• Challenge: Every line below must be reproduced exactly. Copy them all.

=== Dataset rows ===

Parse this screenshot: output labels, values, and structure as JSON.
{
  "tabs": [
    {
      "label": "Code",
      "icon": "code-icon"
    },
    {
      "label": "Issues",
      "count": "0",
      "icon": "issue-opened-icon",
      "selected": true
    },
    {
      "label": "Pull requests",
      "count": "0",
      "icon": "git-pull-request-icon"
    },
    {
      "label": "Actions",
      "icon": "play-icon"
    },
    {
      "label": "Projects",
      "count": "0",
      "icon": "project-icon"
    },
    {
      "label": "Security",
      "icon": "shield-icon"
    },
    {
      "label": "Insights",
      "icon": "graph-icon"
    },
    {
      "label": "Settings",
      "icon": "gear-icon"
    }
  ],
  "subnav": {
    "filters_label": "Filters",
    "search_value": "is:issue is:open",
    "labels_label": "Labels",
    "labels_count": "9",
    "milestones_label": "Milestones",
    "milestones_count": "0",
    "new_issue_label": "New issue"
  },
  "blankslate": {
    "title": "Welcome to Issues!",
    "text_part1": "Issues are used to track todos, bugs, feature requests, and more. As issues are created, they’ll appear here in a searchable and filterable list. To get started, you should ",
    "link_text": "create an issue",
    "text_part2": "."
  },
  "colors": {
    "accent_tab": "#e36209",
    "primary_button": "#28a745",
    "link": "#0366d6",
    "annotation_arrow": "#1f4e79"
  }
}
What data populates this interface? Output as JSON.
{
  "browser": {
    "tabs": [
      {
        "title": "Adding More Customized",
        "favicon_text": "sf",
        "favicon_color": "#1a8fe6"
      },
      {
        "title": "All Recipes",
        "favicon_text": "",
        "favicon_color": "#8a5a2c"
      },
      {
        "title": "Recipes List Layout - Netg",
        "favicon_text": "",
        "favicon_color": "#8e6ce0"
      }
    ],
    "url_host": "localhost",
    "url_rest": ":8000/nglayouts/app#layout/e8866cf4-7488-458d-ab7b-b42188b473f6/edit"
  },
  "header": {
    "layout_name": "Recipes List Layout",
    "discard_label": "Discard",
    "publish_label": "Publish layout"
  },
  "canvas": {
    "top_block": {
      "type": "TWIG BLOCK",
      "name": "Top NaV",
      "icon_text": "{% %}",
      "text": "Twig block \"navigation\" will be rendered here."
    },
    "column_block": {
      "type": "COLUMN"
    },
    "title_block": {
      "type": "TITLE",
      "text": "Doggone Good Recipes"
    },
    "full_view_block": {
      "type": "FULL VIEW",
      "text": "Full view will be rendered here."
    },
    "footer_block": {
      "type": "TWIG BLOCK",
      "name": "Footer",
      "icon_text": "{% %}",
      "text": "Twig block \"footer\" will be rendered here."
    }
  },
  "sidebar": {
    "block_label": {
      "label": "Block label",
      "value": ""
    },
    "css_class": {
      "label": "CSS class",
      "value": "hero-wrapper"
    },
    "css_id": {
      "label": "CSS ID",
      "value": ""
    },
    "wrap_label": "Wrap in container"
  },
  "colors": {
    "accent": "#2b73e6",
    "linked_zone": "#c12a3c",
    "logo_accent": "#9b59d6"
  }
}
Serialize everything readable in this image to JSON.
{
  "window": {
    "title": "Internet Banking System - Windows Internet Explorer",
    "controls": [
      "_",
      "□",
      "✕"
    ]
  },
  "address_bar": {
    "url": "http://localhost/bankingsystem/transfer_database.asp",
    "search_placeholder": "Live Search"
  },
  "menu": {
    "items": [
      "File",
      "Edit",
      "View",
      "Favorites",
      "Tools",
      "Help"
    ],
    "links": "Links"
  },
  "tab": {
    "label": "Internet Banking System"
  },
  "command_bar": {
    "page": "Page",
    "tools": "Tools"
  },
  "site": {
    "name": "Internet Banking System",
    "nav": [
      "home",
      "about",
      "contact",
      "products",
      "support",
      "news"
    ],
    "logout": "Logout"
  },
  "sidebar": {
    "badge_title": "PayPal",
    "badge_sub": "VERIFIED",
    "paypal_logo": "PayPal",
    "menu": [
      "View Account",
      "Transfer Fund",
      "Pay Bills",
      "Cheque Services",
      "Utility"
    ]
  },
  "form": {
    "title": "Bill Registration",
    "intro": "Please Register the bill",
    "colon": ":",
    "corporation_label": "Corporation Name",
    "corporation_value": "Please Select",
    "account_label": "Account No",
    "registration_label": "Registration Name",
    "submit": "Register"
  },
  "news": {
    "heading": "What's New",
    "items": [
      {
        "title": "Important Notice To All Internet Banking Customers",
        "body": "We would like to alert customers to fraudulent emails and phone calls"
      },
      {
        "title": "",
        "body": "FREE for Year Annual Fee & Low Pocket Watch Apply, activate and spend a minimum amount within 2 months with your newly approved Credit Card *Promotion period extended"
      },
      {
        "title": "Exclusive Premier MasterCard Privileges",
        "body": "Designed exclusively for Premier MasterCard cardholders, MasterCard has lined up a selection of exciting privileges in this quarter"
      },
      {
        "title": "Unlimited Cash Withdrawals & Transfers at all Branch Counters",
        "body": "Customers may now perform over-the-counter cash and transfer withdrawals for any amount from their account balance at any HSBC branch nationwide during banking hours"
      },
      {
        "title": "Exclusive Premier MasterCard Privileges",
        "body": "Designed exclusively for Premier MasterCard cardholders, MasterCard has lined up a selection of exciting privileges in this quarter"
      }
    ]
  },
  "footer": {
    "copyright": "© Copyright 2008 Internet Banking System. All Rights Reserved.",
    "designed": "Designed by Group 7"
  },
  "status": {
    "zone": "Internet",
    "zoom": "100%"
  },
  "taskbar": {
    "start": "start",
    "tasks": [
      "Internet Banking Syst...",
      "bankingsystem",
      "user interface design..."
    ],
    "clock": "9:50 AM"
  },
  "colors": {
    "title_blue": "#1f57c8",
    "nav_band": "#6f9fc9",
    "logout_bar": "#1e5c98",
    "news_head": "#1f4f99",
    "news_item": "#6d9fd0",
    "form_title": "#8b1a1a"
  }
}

===

• Response to this exercise:
Parse this screenshot: output labels, values, and structure as JSON.
{
  "tabs": [
    {
      "label": "Code",
      "icon": "code-icon"
    },
    {
      "label": "Issues",
      "count": "0",
      "icon": "issue-opened-icon",
      "selected": true
    },
    {
      "label": "Pull requests",
      "count": "0",
      "icon": "git-pull-request-icon"
    },
    {
      "label": "Actions",
      "icon": "play-icon"
    },
    {
      "label": "Projects",
      "count": "0",
      "icon": "project-icon"
    },
    {
      "label": "Security",
      "icon": "shield-icon"
    },
    {
      "label": "Insights",
      "icon": "graph-icon"
    },
    {
      "label": "Settings",
      "icon": "gear-icon"
    }
  ],
  "subnav": {
    "filters_label": "Filters",
    "search_value": "is:issue is:open",
    "labels_label": "Labels",
    "labels_count": "9",
    "milestones_label": "Milestones",
    "milestones_count": "0",
    "new_issue_label": "New issue"
  },
  "blankslate": {
    "title": "Welcome to Issues!",
    "text_part1": "Issues are used to track todos, bugs, feature requests, and more. As issues are created, they’ll appear here in a searchable and filterable list. To get started, you should ",
    "link_text": "create an issue",
    "text_part2": "."
  },
  "colors": {
    "accent_tab": "#e36209",
    "primary_button": "#28a745",
    "link": "#0366d6",
    "annotation_arrow": "#1f4e79"
  }
}
What data populates this interface? Output as JSON.
{
  "browser": {
    "tabs": [
      {
        "title": "Adding More Customized",
        "favicon_text": "sf",
        "favicon_color": "#1a8fe6"
      },
      {
        "title": "All Recipes",
        "favicon_text": "",
        "favicon_color": "#8a5a2c"
      },
      {
        "title": "Recipes List Layout - Netg",
        "favicon_text": "",
        "favicon_color": "#8e6ce0"
      }
    ],
    "url_host": "localhost",
    "url_rest": ":8000/nglayouts/app#layout/e8866cf4-7488-458d-ab7b-b42188b473f6/edit"
  },
  "header": {
    "layout_name": "Recipes List Layout",
    "discard_label": "Discard",
    "publish_label": "Publish layout"
  },
  "canvas": {
    "top_block": {
      "type": "TWIG BLOCK",
      "name": "Top NaV",
      "icon_text": "{% %}",
      "text": "Twig block \"navigation\" will be rendered here."
    },
    "column_block": {
      "type": "COLUMN"
    },
    "title_block": {
      "type": "TITLE",
      "text": "Doggone Good Recipes"
    },
    "full_view_block": {
      "type": "FULL VIEW",
      "text": "Full view will be rendered here."
    },
    "footer_block": {
      "type": "TWIG BLOCK",
      "name": "Footer",
      "icon_text": "{% %}",
      "text": "Twig block \"footer\" will be rendered here."
    }
  },
  "sidebar": {
    "block_label": {
      "label": "Block label",
      "value": ""
    },
    "css_class": {
      "label": "CSS class",
      "value": "hero-wrapper"
    },
    "css_id": {
      "label": "CSS ID",
      "value": ""
    },
    "wrap_label": "Wrap in container"
  },
  "colors": {
    "accent": "#2b73e6",
    "linked_zone": "#c12a3c",
    "logo_accent": "#9b59d6"
  }
}
Serialize everything readable in this image to JSON.
{
  "window": {
    "title": "Internet Banking System - Windows Internet Explorer",
    "controls": [
      "_",
      "□",
      "✕"
    ]
  },
  "address_bar": {
    "url": "http://localhost/bankingsystem/transfer_database.asp",
    "search_placeholder": "Live Search"
  },
  "menu": {
    "items": [
      "File",
      "Edit",
      "View",
      "Favorites",
      "Tools",
      "Help"
    ],
    "links": "Links"
  },
  "tab": {
    "label": "Internet Banking System"
  },
  "command_bar": {
    "page": "Page",
    "tools": "Tools"
  },
  "site": {
    "name": "Internet Banking System",
    "nav": [
      "home",
      "about",
      "contact",
      "products",
      "support",
      "news"
    ],
    "logout": "Logout"
  },
  "sidebar": {
    "badge_title": "PayPal",
    "badge_sub": "VERIFIED",
    "paypal_logo": "PayPal",
    "menu": [
      "View Account",
      "Transfer Fund",
      "Pay Bills",
      "Cheque Services",
      "Utility"
    ]
  },
  "form": {
    "title": "Bill Registration",
    "intro": "Please Register the bill",
    "colon": ":",
    "corporation_label": "Corporation Name",
    "corporation_value": "Please Select",
    "account_label": "Account No",
    "registration_label": "Registration Name",
    "submit": "Register"
  },
  "news": {
    "heading": "What's New",
    "items": [
      {
        "title": "Important Notice To All Internet Banking Customers",
        "body": "We would like to alert customers to fraudulent emails and phone calls"
      },
      {
        "title": "",
        "body": "FREE for Year Annual Fee & Low Pocket Watch Apply, activate and spend a minimum amount within 2 months with your newly approved Credit Card *Promotion period extended"
      },
      {
        "title": "Exclusive Premier MasterCard Privileges",
        "body": "Designed exclusively for Premier MasterCard cardholders, MasterCard has lined up a selection of exciting privileges in this quarter"
      },
      {
        "title": "Unlimited Cash Withdrawals & Transfers at all Branch Counters",
        "body": "Customers may now perform over-the-counter cash and transfer withdrawals for any amount from their account balance at any HSBC branch nationwide during banking hours"
      },
      {
        "title": "Exclusive Premier MasterCard Privileges",
        "body": "Designed exclusively for Premier MasterCard cardholders, MasterCard has lined up a selection of exciting privileges in this quarter"
      }
    ]
  },
  "footer": {
    "copyright": "© Copyright 2008 Internet Banking System. All Rights Reserved.",
    "designed": "Designed by Group 7"
  },
  "status": {
    "zone": "Internet",
    "zoom": "100%"
  },
  "taskbar": {
    "start": "start",
    "tasks": [
      "Internet Banking Syst...",
      "bankingsystem",
      "user interface design..."
    ],
    "clock": "9:50 AM"
  },
  "colors": {
    "title_blue": "#1f57c8",
    "nav_band": "#6f9fc9",
    "logout_bar": "#1e5c98",
    "news_head": "#1f4f99",
    "news_item": "#6d9fd0",
    "form_title": "#8b1a1a"
  }
}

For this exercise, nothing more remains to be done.